## start

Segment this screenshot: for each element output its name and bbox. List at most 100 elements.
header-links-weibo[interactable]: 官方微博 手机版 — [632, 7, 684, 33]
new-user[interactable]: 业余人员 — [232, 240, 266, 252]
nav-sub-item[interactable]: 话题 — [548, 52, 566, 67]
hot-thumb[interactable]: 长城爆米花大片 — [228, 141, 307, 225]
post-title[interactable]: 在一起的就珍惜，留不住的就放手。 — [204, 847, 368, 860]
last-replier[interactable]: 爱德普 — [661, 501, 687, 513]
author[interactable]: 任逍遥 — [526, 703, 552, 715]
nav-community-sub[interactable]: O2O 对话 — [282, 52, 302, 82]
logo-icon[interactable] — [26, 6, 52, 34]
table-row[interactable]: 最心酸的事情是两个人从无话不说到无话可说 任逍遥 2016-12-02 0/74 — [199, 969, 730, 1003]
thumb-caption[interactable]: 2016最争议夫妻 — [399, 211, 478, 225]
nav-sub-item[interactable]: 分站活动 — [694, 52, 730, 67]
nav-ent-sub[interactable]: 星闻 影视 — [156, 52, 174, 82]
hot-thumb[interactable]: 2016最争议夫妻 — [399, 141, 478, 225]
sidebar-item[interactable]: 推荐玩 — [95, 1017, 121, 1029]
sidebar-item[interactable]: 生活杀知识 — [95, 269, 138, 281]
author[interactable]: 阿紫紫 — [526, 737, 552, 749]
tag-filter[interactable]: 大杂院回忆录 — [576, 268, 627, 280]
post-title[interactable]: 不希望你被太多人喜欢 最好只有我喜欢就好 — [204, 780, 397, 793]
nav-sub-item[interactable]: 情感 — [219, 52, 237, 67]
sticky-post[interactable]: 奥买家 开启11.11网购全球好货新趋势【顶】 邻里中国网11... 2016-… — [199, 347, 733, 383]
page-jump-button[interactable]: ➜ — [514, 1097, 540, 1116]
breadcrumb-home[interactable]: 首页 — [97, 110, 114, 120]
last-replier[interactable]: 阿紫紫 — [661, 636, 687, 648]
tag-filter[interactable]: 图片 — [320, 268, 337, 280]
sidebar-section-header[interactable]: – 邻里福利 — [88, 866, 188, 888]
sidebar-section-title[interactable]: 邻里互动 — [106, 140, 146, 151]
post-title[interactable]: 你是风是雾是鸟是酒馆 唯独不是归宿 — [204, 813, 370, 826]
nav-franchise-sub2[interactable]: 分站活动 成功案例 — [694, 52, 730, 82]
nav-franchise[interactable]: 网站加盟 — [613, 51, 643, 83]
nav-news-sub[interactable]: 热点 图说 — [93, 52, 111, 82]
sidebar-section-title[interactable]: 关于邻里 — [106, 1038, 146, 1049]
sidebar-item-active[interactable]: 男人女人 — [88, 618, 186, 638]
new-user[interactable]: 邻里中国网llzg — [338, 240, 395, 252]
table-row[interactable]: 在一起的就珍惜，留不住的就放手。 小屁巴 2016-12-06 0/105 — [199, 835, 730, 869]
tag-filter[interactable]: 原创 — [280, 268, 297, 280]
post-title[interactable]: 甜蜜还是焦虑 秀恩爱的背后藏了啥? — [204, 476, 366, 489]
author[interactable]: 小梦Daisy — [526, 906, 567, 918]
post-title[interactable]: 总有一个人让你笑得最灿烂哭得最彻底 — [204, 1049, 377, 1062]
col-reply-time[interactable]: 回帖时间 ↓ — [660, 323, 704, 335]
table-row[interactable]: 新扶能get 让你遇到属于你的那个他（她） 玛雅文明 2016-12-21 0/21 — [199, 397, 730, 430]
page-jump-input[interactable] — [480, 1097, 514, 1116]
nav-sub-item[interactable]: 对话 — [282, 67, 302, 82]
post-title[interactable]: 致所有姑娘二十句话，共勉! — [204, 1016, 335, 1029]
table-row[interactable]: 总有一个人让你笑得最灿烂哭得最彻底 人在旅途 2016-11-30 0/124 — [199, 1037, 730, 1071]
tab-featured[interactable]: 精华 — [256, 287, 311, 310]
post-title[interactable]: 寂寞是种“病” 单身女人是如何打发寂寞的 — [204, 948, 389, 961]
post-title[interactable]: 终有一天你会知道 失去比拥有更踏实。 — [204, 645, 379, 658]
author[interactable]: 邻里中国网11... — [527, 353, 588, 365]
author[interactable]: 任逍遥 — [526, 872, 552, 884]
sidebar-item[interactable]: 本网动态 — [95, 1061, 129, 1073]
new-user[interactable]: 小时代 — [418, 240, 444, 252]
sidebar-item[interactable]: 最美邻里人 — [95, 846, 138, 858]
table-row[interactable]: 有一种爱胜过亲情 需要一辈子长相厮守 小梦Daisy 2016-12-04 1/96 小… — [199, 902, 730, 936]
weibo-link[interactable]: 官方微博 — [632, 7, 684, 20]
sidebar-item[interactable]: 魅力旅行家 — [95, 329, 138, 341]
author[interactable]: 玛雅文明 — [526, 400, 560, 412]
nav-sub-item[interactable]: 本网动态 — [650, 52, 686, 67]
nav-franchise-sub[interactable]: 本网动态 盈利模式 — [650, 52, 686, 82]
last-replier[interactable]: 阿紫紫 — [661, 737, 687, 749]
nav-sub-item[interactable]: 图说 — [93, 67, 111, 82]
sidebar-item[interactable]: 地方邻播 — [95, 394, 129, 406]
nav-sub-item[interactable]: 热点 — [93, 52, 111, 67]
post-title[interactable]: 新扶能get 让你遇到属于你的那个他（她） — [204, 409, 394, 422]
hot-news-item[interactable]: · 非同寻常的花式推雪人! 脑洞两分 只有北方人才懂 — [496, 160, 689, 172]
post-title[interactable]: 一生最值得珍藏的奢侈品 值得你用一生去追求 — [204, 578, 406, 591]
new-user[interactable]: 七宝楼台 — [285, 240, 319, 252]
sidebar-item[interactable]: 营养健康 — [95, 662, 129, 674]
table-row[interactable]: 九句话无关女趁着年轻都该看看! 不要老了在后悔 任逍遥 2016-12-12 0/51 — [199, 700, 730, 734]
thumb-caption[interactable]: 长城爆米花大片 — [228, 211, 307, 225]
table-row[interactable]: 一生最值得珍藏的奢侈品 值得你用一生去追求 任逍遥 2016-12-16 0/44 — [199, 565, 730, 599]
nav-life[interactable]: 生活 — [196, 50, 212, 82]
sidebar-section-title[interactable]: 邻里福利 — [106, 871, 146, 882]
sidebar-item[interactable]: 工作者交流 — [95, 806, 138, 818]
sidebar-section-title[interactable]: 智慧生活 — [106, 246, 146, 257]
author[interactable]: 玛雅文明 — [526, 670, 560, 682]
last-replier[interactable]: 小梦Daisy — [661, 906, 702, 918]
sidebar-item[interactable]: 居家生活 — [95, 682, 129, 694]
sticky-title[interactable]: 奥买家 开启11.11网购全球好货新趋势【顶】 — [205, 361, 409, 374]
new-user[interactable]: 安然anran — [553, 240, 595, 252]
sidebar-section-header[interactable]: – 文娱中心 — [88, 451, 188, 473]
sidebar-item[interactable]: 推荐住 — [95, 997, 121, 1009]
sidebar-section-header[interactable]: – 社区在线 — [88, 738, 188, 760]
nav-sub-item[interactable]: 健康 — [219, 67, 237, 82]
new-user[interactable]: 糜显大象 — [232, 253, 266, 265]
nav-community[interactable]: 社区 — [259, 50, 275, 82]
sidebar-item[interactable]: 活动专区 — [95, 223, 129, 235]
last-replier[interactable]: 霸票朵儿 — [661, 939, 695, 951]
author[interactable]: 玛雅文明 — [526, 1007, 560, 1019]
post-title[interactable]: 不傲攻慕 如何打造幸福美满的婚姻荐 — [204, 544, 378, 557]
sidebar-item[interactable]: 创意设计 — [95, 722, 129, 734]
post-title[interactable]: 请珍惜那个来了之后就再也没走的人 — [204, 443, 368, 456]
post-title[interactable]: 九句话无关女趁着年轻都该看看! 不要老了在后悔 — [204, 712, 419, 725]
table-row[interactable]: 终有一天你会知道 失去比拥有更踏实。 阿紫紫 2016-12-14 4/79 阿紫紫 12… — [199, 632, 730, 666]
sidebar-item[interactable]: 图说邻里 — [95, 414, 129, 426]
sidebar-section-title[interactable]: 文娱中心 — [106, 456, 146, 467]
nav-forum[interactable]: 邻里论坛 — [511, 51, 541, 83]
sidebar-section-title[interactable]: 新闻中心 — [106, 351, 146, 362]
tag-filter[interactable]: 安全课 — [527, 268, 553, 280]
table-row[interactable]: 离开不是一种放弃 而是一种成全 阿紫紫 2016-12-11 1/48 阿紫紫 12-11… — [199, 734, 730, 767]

## end

**SET PROBLEM**
Return, unchanged, the lines above from the first one through the line that contains "sidebar-item[interactable]: 生活杀知识 —".

**OUTPUT OF THE TASK**
Segment this screenshot: for each element output its name and bbox. List at most 100 elements.
header-links-weibo[interactable]: 官方微博 手机版 — [632, 7, 684, 33]
new-user[interactable]: 业余人员 — [232, 240, 266, 252]
nav-sub-item[interactable]: 话题 — [548, 52, 566, 67]
hot-thumb[interactable]: 长城爆米花大片 — [228, 141, 307, 225]
post-title[interactable]: 在一起的就珍惜，留不住的就放手。 — [204, 847, 368, 860]
last-replier[interactable]: 爱德普 — [661, 501, 687, 513]
author[interactable]: 任逍遥 — [526, 703, 552, 715]
nav-community-sub[interactable]: O2O 对话 — [282, 52, 302, 82]
logo-icon[interactable] — [26, 6, 52, 34]
table-row[interactable]: 最心酸的事情是两个人从无话不说到无话可说 任逍遥 2016-12-02 0/74 — [199, 969, 730, 1003]
thumb-caption[interactable]: 2016最争议夫妻 — [399, 211, 478, 225]
nav-sub-item[interactable]: 分站活动 — [694, 52, 730, 67]
nav-ent-sub[interactable]: 星闻 影视 — [156, 52, 174, 82]
hot-thumb[interactable]: 2016最争议夫妻 — [399, 141, 478, 225]
sidebar-item[interactable]: 推荐玩 — [95, 1017, 121, 1029]
sidebar-item[interactable]: 生活杀知识 — [95, 269, 138, 281]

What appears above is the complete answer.